== TO DO ==
Copy the listing verbatim, excluding any images found in it.

== DATA LINES ==
>> start

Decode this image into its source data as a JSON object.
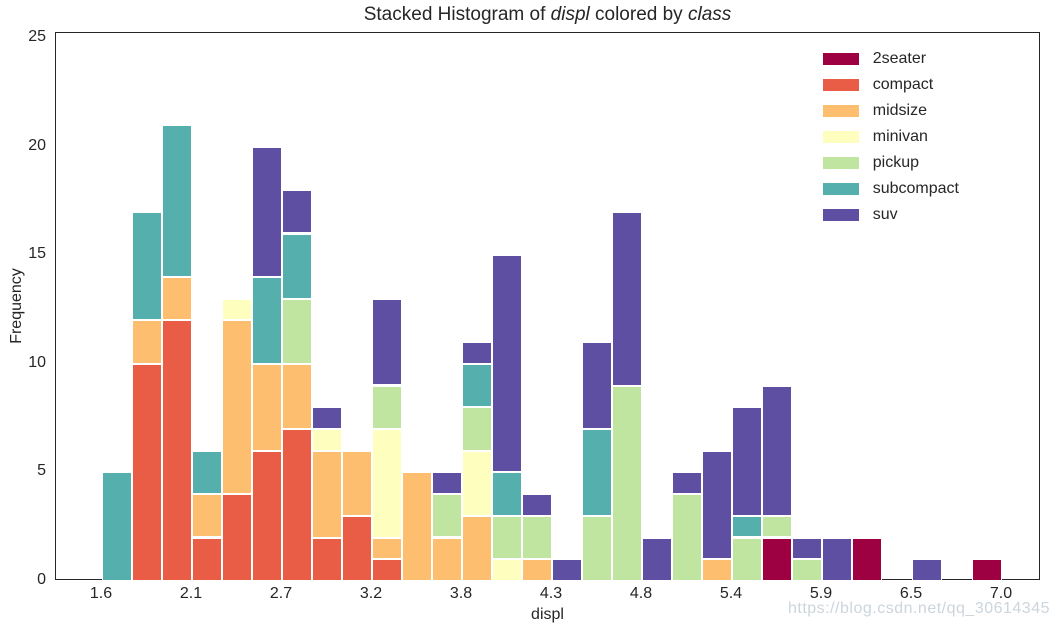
{
  "title": {
    "prefix": "Stacked Histogram of ",
    "var1": "displ",
    "middle": " colored by ",
    "var2": "class"
  },
  "watermark": "https://blog.csdn.net/qq_30614345",
  "colors": {
    "background": "#ffffff",
    "axis": "#262626",
    "text": "#262626",
    "bar_edge": "#ffffff",
    "watermark": "#ccd5dc"
  },
  "chart_data": {
    "type": "bar",
    "subtype": "stacked-histogram",
    "title": "Stacked Histogram of displ colored by class",
    "xlabel": "displ",
    "ylabel": "Frequency",
    "grid": false,
    "legend_position": "upper right",
    "legend_order_top_to_bottom": [
      "2seater",
      "compact",
      "midsize",
      "minivan",
      "pickup",
      "subcompact",
      "suv"
    ],
    "stack_order_bottom_to_top": [
      "2seater",
      "compact",
      "midsize",
      "minivan",
      "pickup",
      "subcompact",
      "suv"
    ],
    "x_ticks": [
      "1.6",
      "2.1",
      "2.7",
      "3.2",
      "3.8",
      "4.3",
      "4.8",
      "5.4",
      "5.9",
      "6.5",
      "7.0"
    ],
    "x_tick_values": [
      1.6,
      2.14,
      2.68,
      3.22,
      3.76,
      4.3,
      4.84,
      5.38,
      5.92,
      6.46,
      7.0
    ],
    "y_ticks": [
      0,
      5,
      10,
      15,
      20,
      25
    ],
    "xlim": [
      1.324,
      7.234
    ],
    "ylim": [
      0,
      25.23
    ],
    "bin_start": 1.6,
    "bin_width": 0.18,
    "bin_count": 30,
    "bin_totals": [
      5,
      17,
      21,
      6,
      13,
      20,
      18,
      8,
      6,
      13,
      5,
      5,
      11,
      15,
      4,
      1,
      11,
      17,
      2,
      5,
      6,
      8,
      9,
      2,
      2,
      2,
      0,
      1,
      0,
      1
    ],
    "grand_total": 234,
    "series": [
      {
        "name": "2seater",
        "color": "#9e0142",
        "total": 5,
        "values": [
          0,
          0,
          0,
          0,
          0,
          0,
          0,
          0,
          0,
          0,
          0,
          0,
          0,
          0,
          0,
          0,
          0,
          0,
          0,
          0,
          0,
          0,
          2,
          0,
          0,
          2,
          0,
          0,
          0,
          1
        ]
      },
      {
        "name": "compact",
        "color": "#e95d47",
        "total": 47,
        "values": [
          0,
          10,
          12,
          2,
          4,
          6,
          7,
          2,
          3,
          1,
          0,
          0,
          0,
          0,
          0,
          0,
          0,
          0,
          0,
          0,
          0,
          0,
          0,
          0,
          0,
          0,
          0,
          0,
          0,
          0
        ]
      },
      {
        "name": "midsize",
        "color": "#fdbe6f",
        "total": 41,
        "values": [
          0,
          2,
          2,
          2,
          8,
          4,
          3,
          4,
          3,
          1,
          5,
          2,
          3,
          0,
          1,
          0,
          0,
          0,
          0,
          0,
          1,
          0,
          0,
          0,
          0,
          0,
          0,
          0,
          0,
          0
        ]
      },
      {
        "name": "minivan",
        "color": "#feffbe",
        "total": 11,
        "values": [
          0,
          0,
          0,
          0,
          1,
          0,
          0,
          1,
          0,
          5,
          0,
          0,
          3,
          1,
          0,
          0,
          0,
          0,
          0,
          0,
          0,
          0,
          0,
          0,
          0,
          0,
          0,
          0,
          0,
          0
        ]
      },
      {
        "name": "pickup",
        "color": "#bfe5a0",
        "total": 33,
        "values": [
          0,
          0,
          0,
          0,
          0,
          0,
          3,
          0,
          0,
          2,
          0,
          2,
          2,
          2,
          2,
          0,
          3,
          9,
          0,
          4,
          0,
          2,
          1,
          1,
          0,
          0,
          0,
          0,
          0,
          0
        ]
      },
      {
        "name": "subcompact",
        "color": "#55afad",
        "total": 35,
        "values": [
          5,
          5,
          7,
          2,
          0,
          4,
          3,
          0,
          0,
          0,
          0,
          0,
          2,
          2,
          0,
          0,
          4,
          0,
          0,
          0,
          0,
          1,
          0,
          0,
          0,
          0,
          0,
          0,
          0,
          0
        ]
      },
      {
        "name": "suv",
        "color": "#5e4fa2",
        "total": 62,
        "values": [
          0,
          0,
          0,
          0,
          0,
          6,
          2,
          1,
          0,
          4,
          0,
          1,
          1,
          10,
          1,
          1,
          4,
          8,
          2,
          1,
          5,
          5,
          6,
          1,
          2,
          0,
          0,
          1,
          0,
          0
        ]
      }
    ]
  }
}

>> end

== TASK ANSWER ==
Decode this image into its source data as a JSON object.
{
  "title": {
    "prefix": "Stacked Histogram of ",
    "var1": "displ",
    "middle": " colored by ",
    "var2": "class"
  },
  "watermark": "https://blog.csdn.net/qq_30614345",
  "colors": {
    "background": "#ffffff",
    "axis": "#262626",
    "text": "#262626",
    "bar_edge": "#ffffff",
    "watermark": "#ccd5dc"
  },
  "chart_data": {
    "type": "bar",
    "subtype": "stacked-histogram",
    "title": "Stacked Histogram of displ colored by class",
    "xlabel": "displ",
    "ylabel": "Frequency",
    "grid": false,
    "legend_position": "upper right",
    "legend_order_top_to_bottom": [
      "2seater",
      "compact",
      "midsize",
      "minivan",
      "pickup",
      "subcompact",
      "suv"
    ],
    "stack_order_bottom_to_top": [
      "2seater",
      "compact",
      "midsize",
      "minivan",
      "pickup",
      "subcompact",
      "suv"
    ],
    "x_ticks": [
      "1.6",
      "2.1",
      "2.7",
      "3.2",
      "3.8",
      "4.3",
      "4.8",
      "5.4",
      "5.9",
      "6.5",
      "7.0"
    ],
    "x_tick_values": [
      1.6,
      2.14,
      2.68,
      3.22,
      3.76,
      4.3,
      4.84,
      5.38,
      5.92,
      6.46,
      7.0
    ],
    "y_ticks": [
      0,
      5,
      10,
      15,
      20,
      25
    ],
    "xlim": [
      1.324,
      7.234
    ],
    "ylim": [
      0,
      25.23
    ],
    "bin_start": 1.6,
    "bin_width": 0.18,
    "bin_count": 30,
    "bin_totals": [
      5,
      17,
      21,
      6,
      13,
      20,
      18,
      8,
      6,
      13,
      5,
      5,
      11,
      15,
      4,
      1,
      11,
      17,
      2,
      5,
      6,
      8,
      9,
      2,
      2,
      2,
      0,
      1,
      0,
      1
    ],
    "grand_total": 234,
    "series": [
      {
        "name": "2seater",
        "color": "#9e0142",
        "total": 5,
        "values": [
          0,
          0,
          0,
          0,
          0,
          0,
          0,
          0,
          0,
          0,
          0,
          0,
          0,
          0,
          0,
          0,
          0,
          0,
          0,
          0,
          0,
          0,
          2,
          0,
          0,
          2,
          0,
          0,
          0,
          1
        ]
      },
      {
        "name": "compact",
        "color": "#e95d47",
        "total": 47,
        "values": [
          0,
          10,
          12,
          2,
          4,
          6,
          7,
          2,
          3,
          1,
          0,
          0,
          0,
          0,
          0,
          0,
          0,
          0,
          0,
          0,
          0,
          0,
          0,
          0,
          0,
          0,
          0,
          0,
          0,
          0
        ]
      },
      {
        "name": "midsize",
        "color": "#fdbe6f",
        "total": 41,
        "values": [
          0,
          2,
          2,
          2,
          8,
          4,
          3,
          4,
          3,
          1,
          5,
          2,
          3,
          0,
          1,
          0,
          0,
          0,
          0,
          0,
          1,
          0,
          0,
          0,
          0,
          0,
          0,
          0,
          0,
          0
        ]
      },
      {
        "name": "minivan",
        "color": "#feffbe",
        "total": 11,
        "values": [
          0,
          0,
          0,
          0,
          1,
          0,
          0,
          1,
          0,
          5,
          0,
          0,
          3,
          1,
          0,
          0,
          0,
          0,
          0,
          0,
          0,
          0,
          0,
          0,
          0,
          0,
          0,
          0,
          0,
          0
        ]
      },
      {
        "name": "pickup",
        "color": "#bfe5a0",
        "total": 33,
        "values": [
          0,
          0,
          0,
          0,
          0,
          0,
          3,
          0,
          0,
          2,
          0,
          2,
          2,
          2,
          2,
          0,
          3,
          9,
          0,
          4,
          0,
          2,
          1,
          1,
          0,
          0,
          0,
          0,
          0,
          0
        ]
      },
      {
        "name": "subcompact",
        "color": "#55afad",
        "total": 35,
        "values": [
          5,
          5,
          7,
          2,
          0,
          4,
          3,
          0,
          0,
          0,
          0,
          0,
          2,
          2,
          0,
          0,
          4,
          0,
          0,
          0,
          0,
          1,
          0,
          0,
          0,
          0,
          0,
          0,
          0,
          0
        ]
      },
      {
        "name": "suv",
        "color": "#5e4fa2",
        "total": 62,
        "values": [
          0,
          0,
          0,
          0,
          0,
          6,
          2,
          1,
          0,
          4,
          0,
          1,
          1,
          10,
          1,
          1,
          4,
          8,
          2,
          1,
          5,
          5,
          6,
          1,
          2,
          0,
          0,
          1,
          0,
          0
        ]
      }
    ]
  }
}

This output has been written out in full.